▶ [WORK TO BE COMPLETED]:
Give all of the lines again exactly as they read.
====================
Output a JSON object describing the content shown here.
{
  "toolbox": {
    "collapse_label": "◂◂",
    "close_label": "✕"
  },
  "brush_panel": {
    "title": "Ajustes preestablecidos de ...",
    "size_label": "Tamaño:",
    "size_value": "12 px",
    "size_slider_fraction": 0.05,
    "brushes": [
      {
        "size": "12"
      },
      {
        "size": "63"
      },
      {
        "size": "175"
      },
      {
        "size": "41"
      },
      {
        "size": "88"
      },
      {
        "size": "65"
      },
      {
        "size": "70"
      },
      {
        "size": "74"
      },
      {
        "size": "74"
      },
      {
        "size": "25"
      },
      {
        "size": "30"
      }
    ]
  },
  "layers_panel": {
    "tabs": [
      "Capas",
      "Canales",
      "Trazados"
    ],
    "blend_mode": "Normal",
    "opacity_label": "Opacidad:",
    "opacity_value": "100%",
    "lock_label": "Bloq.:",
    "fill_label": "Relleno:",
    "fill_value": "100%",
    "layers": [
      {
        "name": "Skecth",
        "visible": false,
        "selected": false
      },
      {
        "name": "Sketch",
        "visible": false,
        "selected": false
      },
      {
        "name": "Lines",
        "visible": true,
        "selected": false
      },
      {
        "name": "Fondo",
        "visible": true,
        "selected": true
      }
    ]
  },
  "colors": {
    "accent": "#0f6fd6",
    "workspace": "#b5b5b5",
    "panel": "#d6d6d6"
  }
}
====================
▶ [EXERCISE OUTPUT]:
Output a JSON object describing the content shown here.
{
  "toolbox": {
    "collapse_label": "◂◂",
    "close_label": "✕"
  },
  "brush_panel": {
    "title": "Ajustes preestablecidos de ...",
    "size_label": "Tamaño:",
    "size_value": "12 px",
    "size_slider_fraction": 0.05,
    "brushes": [
      {
        "size": "12"
      },
      {
        "size": "63"
      },
      {
        "size": "175"
      },
      {
        "size": "41"
      },
      {
        "size": "88"
      },
      {
        "size": "65"
      },
      {
        "size": "70"
      },
      {
        "size": "74"
      },
      {
        "size": "74"
      },
      {
        "size": "25"
      },
      {
        "size": "30"
      }
    ]
  },
  "layers_panel": {
    "tabs": [
      "Capas",
      "Canales",
      "Trazados"
    ],
    "blend_mode": "Normal",
    "opacity_label": "Opacidad:",
    "opacity_value": "100%",
    "lock_label": "Bloq.:",
    "fill_label": "Relleno:",
    "fill_value": "100%",
    "layers": [
      {
        "name": "Skecth",
        "visible": false,
        "selected": false
      },
      {
        "name": "Sketch",
        "visible": false,
        "selected": false
      },
      {
        "name": "Lines",
        "visible": true,
        "selected": false
      },
      {
        "name": "Fondo",
        "visible": true,
        "selected": true
      }
    ]
  },
  "colors": {
    "accent": "#0f6fd6",
    "workspace": "#b5b5b5",
    "panel": "#d6d6d6"
  }
}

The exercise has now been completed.